▶ _EXERCISE DIRECTIONS_: Go through the listing beneath this task and return every line that carries the string "печать".

▶ _SOURCE MATERIAL_:
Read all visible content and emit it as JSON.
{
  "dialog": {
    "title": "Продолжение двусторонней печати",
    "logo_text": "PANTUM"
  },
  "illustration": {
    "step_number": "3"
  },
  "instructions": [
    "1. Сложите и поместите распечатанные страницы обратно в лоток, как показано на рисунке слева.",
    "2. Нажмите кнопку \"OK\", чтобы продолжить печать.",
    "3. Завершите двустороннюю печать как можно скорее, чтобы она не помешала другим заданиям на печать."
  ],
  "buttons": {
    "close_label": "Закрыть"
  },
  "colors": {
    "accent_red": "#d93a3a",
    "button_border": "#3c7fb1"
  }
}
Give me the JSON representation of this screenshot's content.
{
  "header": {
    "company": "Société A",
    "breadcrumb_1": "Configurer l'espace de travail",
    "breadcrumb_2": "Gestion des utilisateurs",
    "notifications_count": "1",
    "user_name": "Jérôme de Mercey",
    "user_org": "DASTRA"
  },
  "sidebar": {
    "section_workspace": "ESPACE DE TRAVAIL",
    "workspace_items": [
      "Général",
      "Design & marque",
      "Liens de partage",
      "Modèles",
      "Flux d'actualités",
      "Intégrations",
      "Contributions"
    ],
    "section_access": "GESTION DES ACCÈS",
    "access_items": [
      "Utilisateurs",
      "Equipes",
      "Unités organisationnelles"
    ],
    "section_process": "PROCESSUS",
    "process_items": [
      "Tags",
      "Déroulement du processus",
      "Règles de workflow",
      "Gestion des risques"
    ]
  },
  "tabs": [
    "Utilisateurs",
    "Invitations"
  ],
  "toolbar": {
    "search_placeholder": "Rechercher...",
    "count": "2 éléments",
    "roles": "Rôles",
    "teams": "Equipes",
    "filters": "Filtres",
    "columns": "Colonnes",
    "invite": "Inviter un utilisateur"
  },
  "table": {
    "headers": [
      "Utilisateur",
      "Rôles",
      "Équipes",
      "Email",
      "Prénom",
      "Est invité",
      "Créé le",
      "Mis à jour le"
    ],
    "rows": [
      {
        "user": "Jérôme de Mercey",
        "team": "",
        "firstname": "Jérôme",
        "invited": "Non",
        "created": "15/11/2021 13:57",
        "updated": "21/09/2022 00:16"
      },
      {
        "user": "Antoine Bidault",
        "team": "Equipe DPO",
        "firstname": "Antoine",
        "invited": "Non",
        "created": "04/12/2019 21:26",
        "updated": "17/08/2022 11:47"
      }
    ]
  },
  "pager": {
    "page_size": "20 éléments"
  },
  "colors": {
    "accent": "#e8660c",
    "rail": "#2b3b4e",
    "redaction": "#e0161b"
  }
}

▶ _SOLUTION TO THIS EXERCISE_:
    "2. Нажмите кнопку \"OK\", чтобы продолжить печать.",
    "3. Завершите двустороннюю печать как можно скорее, чтобы она не помешала другим заданиям на печать."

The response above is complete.